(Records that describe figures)
◆ ◆ ◆

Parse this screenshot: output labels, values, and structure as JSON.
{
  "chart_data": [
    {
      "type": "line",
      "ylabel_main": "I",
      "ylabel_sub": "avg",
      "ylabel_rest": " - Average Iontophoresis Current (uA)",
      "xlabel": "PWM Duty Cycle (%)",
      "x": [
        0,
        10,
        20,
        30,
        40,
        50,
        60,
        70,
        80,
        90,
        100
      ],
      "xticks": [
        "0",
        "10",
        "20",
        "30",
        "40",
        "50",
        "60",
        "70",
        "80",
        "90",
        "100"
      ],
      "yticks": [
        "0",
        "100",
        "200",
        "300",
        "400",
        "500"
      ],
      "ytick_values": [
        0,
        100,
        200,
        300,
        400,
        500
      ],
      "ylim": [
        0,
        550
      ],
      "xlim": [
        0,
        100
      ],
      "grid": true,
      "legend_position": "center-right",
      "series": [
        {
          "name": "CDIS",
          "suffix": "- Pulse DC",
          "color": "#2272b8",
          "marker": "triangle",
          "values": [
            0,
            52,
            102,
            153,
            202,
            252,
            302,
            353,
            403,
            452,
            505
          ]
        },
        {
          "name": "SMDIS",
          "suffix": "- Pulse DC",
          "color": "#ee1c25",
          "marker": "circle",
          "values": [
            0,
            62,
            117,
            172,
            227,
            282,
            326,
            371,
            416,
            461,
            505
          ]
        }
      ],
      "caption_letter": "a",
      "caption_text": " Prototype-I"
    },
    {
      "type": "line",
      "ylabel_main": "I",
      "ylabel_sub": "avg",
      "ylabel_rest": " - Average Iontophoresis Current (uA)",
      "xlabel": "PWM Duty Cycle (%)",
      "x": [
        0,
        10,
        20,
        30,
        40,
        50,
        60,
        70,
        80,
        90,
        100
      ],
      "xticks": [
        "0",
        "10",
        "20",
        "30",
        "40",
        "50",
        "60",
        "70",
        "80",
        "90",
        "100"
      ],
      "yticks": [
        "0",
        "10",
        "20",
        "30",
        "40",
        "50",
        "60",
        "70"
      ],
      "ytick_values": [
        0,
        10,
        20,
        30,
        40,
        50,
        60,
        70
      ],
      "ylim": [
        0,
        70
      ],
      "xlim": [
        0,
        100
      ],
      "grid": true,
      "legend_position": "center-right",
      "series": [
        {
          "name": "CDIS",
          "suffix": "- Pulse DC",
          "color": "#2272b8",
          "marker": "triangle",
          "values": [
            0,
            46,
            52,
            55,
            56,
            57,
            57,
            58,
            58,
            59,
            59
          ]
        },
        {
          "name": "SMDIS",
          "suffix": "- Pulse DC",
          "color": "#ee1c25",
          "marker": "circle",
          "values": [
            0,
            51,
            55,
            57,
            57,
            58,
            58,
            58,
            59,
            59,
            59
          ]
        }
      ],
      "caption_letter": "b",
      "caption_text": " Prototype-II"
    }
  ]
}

◆ ◆ ◆

## Work to do
Return the material exactly as it stands.

## Solved exercise
Parse this screenshot: output labels, values, and structure as JSON.
{
  "chart_data": [
    {
      "type": "line",
      "ylabel_main": "I",
      "ylabel_sub": "avg",
      "ylabel_rest": " - Average Iontophoresis Current (uA)",
      "xlabel": "PWM Duty Cycle (%)",
      "x": [
        0,
        10,
        20,
        30,
        40,
        50,
        60,
        70,
        80,
        90,
        100
      ],
      "xticks": [
        "0",
        "10",
        "20",
        "30",
        "40",
        "50",
        "60",
        "70",
        "80",
        "90",
        "100"
      ],
      "yticks": [
        "0",
        "100",
        "200",
        "300",
        "400",
        "500"
      ],
      "ytick_values": [
        0,
        100,
        200,
        300,
        400,
        500
      ],
      "ylim": [
        0,
        550
      ],
      "xlim": [
        0,
        100
      ],
      "grid": true,
      "legend_position": "center-right",
      "series": [
        {
          "name": "CDIS",
          "suffix": "- Pulse DC",
          "color": "#2272b8",
          "marker": "triangle",
          "values": [
            0,
            52,
            102,
            153,
            202,
            252,
            302,
            353,
            403,
            452,
            505
          ]
        },
        {
          "name": "SMDIS",
          "suffix": "- Pulse DC",
          "color": "#ee1c25",
          "marker": "circle",
          "values": [
            0,
            62,
            117,
            172,
            227,
            282,
            326,
            371,
            416,
            461,
            505
          ]
        }
      ],
      "caption_letter": "a",
      "caption_text": " Prototype-I"
    },
    {
      "type": "line",
      "ylabel_main": "I",
      "ylabel_sub": "avg",
      "ylabel_rest": " - Average Iontophoresis Current (uA)",
      "xlabel": "PWM Duty Cycle (%)",
      "x": [
        0,
        10,
        20,
        30,
        40,
        50,
        60,
        70,
        80,
        90,
        100
      ],
      "xticks": [
        "0",
        "10",
        "20",
        "30",
        "40",
        "50",
        "60",
        "70",
        "80",
        "90",
        "100"
      ],
      "yticks": [
        "0",
        "10",
        "20",
        "30",
        "40",
        "50",
        "60",
        "70"
      ],
      "ytick_values": [
        0,
        10,
        20,
        30,
        40,
        50,
        60,
        70
      ],
      "ylim": [
        0,
        70
      ],
      "xlim": [
        0,
        100
      ],
      "grid": true,
      "legend_position": "center-right",
      "series": [
        {
          "name": "CDIS",
          "suffix": "- Pulse DC",
          "color": "#2272b8",
          "marker": "triangle",
          "values": [
            0,
            46,
            52,
            55,
            56,
            57,
            57,
            58,
            58,
            59,
            59
          ]
        },
        {
          "name": "SMDIS",
          "suffix": "- Pulse DC",
          "color": "#ee1c25",
          "marker": "circle",
          "values": [
            0,
            51,
            55,
            57,
            57,
            58,
            58,
            58,
            59,
            59,
            59
          ]
        }
      ],
      "caption_letter": "b",
      "caption_text": " Prototype-II"
    }
  ]
}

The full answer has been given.